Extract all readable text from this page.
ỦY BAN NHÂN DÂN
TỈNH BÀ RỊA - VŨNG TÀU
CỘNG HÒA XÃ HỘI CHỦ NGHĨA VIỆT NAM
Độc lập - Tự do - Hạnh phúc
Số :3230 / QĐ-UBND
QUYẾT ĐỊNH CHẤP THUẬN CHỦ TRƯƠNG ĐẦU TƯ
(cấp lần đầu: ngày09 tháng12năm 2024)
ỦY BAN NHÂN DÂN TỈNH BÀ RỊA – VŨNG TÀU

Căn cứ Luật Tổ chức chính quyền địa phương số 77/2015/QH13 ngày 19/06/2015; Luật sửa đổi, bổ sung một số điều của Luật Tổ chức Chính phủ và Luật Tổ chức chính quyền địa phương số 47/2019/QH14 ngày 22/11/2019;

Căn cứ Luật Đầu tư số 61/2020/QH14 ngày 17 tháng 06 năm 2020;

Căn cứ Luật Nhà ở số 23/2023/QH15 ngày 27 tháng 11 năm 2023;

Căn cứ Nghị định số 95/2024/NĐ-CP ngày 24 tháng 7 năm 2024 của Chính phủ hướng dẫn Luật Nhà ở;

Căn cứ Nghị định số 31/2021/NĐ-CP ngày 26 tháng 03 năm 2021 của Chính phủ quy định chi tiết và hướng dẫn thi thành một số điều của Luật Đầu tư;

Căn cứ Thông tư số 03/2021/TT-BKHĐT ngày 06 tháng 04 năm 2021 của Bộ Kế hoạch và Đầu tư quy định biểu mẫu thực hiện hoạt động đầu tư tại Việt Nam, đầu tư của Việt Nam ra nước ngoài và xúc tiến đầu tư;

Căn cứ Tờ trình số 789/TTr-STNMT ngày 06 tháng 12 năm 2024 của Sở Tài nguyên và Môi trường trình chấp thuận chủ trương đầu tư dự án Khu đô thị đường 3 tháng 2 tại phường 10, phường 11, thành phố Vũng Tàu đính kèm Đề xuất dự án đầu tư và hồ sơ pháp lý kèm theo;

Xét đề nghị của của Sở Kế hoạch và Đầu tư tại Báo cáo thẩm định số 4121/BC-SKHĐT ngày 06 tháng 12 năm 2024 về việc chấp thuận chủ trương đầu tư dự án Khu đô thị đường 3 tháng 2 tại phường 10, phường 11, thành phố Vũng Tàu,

------

● What the task requires
Print the records once more, exactly as they were given.

● Complete output
Extract all readable text from this page.
ỦY BAN NHÂN DÂN
TỈNH BÀ RỊA - VŨNG TÀU
CỘNG HÒA XÃ HỘI CHỦ NGHĨA VIỆT NAM
Độc lập - Tự do - Hạnh phúc
Số :3230 / QĐ-UBND
QUYẾT ĐỊNH CHẤP THUẬN CHỦ TRƯƠNG ĐẦU TƯ
(cấp lần đầu: ngày09 tháng12năm 2024)
ỦY BAN NHÂN DÂN TỈNH BÀ RỊA – VŨNG TÀU

Căn cứ Luật Tổ chức chính quyền địa phương số 77/2015/QH13 ngày 19/06/2015; Luật sửa đổi, bổ sung một số điều của Luật Tổ chức Chính phủ và Luật Tổ chức chính quyền địa phương số 47/2019/QH14 ngày 22/11/2019;

Căn cứ Luật Đầu tư số 61/2020/QH14 ngày 17 tháng 06 năm 2020;

Căn cứ Luật Nhà ở số 23/2023/QH15 ngày 27 tháng 11 năm 2023;

Căn cứ Nghị định số 95/2024/NĐ-CP ngày 24 tháng 7 năm 2024 của Chính phủ hướng dẫn Luật Nhà ở;

Căn cứ Nghị định số 31/2021/NĐ-CP ngày 26 tháng 03 năm 2021 của Chính phủ quy định chi tiết và hướng dẫn thi thành một số điều của Luật Đầu tư;

Căn cứ Thông tư số 03/2021/TT-BKHĐT ngày 06 tháng 04 năm 2021 của Bộ Kế hoạch và Đầu tư quy định biểu mẫu thực hiện hoạt động đầu tư tại Việt Nam, đầu tư của Việt Nam ra nước ngoài và xúc tiến đầu tư;

Căn cứ Tờ trình số 789/TTr-STNMT ngày 06 tháng 12 năm 2024 của Sở Tài nguyên và Môi trường trình chấp thuận chủ trương đầu tư dự án Khu đô thị đường 3 tháng 2 tại phường 10, phường 11, thành phố Vũng Tàu đính kèm Đề xuất dự án đầu tư và hồ sơ pháp lý kèm theo;

Xét đề nghị của của Sở Kế hoạch và Đầu tư tại Báo cáo thẩm định số 4121/BC-SKHĐT ngày 06 tháng 12 năm 2024 về việc chấp thuận chủ trương đầu tư dự án Khu đô thị đường 3 tháng 2 tại phường 10, phường 11, thành phố Vũng Tàu,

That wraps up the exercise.